┏━━
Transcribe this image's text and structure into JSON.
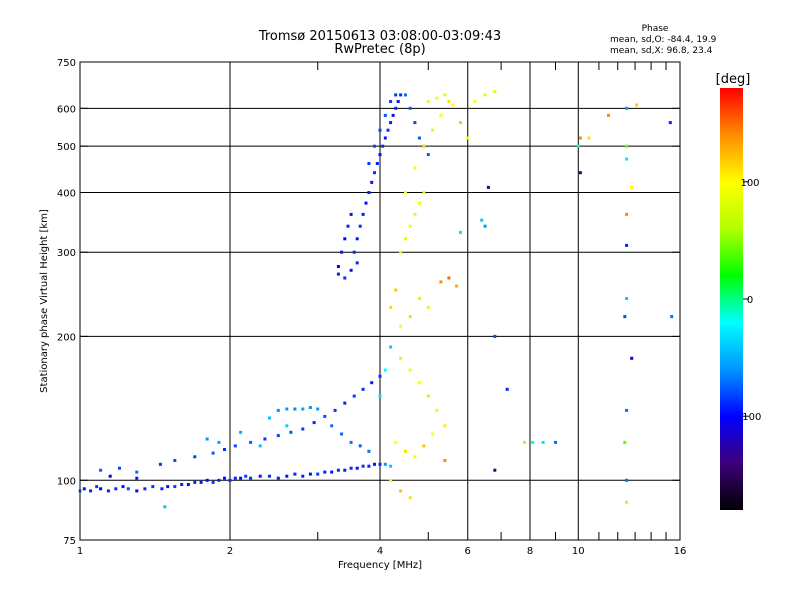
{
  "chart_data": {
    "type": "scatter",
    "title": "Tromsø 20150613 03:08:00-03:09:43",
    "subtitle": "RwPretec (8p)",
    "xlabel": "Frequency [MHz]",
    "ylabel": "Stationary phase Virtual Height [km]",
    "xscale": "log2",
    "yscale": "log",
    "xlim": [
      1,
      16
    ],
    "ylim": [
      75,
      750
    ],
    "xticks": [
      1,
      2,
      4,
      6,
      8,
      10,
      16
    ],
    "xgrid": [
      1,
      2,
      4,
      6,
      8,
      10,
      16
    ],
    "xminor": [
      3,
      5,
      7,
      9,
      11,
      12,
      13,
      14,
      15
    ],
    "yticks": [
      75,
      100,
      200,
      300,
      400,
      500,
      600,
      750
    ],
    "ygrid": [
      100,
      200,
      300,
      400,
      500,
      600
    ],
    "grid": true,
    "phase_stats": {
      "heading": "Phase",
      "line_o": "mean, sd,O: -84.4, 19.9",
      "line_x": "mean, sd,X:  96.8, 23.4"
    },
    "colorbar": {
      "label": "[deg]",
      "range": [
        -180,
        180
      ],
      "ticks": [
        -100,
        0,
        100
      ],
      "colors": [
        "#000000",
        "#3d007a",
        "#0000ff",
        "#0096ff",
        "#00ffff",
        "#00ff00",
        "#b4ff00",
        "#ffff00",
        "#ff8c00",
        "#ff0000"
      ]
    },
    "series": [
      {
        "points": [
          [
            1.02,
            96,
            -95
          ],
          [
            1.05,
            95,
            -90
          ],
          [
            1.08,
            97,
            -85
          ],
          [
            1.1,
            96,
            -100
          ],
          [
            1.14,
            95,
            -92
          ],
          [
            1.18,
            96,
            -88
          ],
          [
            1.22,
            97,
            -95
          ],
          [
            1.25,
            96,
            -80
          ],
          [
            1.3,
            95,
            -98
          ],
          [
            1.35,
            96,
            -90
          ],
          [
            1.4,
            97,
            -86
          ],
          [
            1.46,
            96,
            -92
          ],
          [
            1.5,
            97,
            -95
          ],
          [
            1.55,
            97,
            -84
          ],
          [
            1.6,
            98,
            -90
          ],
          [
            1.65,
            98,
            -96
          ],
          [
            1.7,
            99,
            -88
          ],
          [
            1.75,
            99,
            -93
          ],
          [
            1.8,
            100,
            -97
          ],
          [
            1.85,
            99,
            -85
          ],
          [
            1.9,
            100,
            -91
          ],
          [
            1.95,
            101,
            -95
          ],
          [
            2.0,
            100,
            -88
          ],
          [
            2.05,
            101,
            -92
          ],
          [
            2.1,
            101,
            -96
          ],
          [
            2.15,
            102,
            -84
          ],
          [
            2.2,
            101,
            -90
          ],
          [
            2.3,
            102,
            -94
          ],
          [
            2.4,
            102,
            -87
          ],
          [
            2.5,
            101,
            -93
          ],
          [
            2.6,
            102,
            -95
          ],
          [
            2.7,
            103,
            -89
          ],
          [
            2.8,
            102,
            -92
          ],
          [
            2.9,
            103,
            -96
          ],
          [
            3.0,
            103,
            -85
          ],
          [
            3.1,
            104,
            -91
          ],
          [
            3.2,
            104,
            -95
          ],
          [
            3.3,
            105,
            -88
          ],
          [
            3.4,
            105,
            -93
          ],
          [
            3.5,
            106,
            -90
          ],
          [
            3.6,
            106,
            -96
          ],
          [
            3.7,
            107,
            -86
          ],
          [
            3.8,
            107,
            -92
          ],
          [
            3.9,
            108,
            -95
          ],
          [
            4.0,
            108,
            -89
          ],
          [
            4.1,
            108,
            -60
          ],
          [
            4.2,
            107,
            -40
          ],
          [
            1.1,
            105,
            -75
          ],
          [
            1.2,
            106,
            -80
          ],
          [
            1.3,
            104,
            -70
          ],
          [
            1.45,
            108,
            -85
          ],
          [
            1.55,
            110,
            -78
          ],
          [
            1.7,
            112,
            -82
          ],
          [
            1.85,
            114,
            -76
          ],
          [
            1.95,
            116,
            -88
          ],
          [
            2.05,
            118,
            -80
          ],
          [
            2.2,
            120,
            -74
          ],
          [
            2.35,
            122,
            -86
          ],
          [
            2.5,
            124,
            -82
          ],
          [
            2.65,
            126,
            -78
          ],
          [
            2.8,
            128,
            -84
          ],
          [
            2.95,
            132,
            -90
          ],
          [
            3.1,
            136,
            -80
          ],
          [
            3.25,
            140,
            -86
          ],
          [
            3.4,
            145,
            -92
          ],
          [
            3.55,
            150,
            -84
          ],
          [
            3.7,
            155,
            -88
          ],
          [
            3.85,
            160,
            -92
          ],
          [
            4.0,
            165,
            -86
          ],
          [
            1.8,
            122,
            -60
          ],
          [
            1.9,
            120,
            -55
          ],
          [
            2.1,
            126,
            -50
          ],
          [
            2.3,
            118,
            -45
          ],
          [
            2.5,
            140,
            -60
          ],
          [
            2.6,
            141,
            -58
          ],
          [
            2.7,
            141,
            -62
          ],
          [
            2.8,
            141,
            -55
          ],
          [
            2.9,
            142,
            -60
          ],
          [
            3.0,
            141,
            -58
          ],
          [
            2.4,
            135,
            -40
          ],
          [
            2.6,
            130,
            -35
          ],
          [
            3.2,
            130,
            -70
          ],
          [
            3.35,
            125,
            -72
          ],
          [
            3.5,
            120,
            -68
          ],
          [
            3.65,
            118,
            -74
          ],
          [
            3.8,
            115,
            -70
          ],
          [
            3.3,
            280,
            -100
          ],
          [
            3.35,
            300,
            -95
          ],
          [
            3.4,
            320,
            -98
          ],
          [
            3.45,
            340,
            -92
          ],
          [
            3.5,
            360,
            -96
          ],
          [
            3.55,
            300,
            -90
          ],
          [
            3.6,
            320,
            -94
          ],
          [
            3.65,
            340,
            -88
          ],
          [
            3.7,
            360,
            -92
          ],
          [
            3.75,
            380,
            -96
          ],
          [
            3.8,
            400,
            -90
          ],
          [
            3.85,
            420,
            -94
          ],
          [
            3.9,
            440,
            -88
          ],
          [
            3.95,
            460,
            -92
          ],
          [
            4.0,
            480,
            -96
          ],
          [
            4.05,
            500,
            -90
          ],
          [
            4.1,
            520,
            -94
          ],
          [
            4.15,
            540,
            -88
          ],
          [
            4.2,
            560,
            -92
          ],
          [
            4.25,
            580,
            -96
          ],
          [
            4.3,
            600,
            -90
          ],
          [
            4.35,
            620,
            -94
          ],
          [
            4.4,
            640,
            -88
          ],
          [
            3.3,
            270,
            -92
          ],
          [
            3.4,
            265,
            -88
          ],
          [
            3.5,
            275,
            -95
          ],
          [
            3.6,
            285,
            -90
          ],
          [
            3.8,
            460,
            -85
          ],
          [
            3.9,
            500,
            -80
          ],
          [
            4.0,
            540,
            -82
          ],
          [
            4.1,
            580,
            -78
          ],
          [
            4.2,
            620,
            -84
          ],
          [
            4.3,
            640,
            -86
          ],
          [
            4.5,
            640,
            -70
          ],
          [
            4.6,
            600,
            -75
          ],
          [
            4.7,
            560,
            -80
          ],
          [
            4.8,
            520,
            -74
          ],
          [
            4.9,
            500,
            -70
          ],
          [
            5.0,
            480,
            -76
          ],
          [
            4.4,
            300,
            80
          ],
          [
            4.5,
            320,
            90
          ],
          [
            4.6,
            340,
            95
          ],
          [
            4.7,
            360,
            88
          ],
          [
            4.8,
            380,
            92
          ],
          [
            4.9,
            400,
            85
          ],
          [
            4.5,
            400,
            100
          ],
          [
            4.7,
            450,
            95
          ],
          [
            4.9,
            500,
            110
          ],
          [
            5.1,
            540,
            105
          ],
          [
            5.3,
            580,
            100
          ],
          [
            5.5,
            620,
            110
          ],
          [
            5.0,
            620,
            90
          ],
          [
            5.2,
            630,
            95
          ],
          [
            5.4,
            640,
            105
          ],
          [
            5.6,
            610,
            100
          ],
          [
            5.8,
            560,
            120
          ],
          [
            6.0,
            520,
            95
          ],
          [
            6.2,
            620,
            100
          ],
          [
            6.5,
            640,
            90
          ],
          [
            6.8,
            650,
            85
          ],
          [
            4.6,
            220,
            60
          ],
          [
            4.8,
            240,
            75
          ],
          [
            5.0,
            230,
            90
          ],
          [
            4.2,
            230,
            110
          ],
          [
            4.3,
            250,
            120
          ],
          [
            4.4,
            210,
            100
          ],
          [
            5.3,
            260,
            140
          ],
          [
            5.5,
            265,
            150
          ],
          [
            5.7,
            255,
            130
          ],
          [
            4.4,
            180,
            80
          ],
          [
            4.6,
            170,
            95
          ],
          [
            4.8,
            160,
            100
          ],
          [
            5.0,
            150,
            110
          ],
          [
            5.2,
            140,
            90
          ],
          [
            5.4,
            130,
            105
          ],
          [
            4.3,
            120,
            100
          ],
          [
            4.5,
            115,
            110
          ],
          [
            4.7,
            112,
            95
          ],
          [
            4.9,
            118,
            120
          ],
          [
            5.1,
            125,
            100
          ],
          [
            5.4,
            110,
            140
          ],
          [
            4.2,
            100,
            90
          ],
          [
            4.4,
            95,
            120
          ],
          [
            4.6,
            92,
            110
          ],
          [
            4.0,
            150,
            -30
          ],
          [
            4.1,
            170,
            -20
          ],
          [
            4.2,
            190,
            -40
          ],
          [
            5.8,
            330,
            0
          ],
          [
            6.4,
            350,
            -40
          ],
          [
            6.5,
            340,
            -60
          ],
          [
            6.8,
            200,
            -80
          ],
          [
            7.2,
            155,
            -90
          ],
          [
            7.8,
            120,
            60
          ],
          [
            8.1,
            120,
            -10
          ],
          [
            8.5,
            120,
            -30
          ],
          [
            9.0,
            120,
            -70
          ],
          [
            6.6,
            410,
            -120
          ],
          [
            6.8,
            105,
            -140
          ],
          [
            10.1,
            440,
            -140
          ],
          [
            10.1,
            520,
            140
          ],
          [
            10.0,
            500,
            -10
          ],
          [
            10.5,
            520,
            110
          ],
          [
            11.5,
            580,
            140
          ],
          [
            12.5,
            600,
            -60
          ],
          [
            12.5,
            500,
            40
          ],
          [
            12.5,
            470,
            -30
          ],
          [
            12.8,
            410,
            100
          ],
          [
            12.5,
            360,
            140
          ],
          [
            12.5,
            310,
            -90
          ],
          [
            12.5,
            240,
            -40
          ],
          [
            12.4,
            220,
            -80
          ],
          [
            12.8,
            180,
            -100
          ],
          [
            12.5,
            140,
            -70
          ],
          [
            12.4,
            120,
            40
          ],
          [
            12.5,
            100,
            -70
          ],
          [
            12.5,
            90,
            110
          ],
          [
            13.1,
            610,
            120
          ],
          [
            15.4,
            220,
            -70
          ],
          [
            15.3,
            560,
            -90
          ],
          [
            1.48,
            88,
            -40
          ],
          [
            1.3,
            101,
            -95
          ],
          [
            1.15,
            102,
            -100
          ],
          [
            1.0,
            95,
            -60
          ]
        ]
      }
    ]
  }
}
┗━━
» What the task asks: Pull out each line of the records holding the string "mean".

» Written reply:
      "line_o": "mean, sd,O: -84.4, 19.9",
      "line_x": "mean, sd,X:  96.8, 23.4"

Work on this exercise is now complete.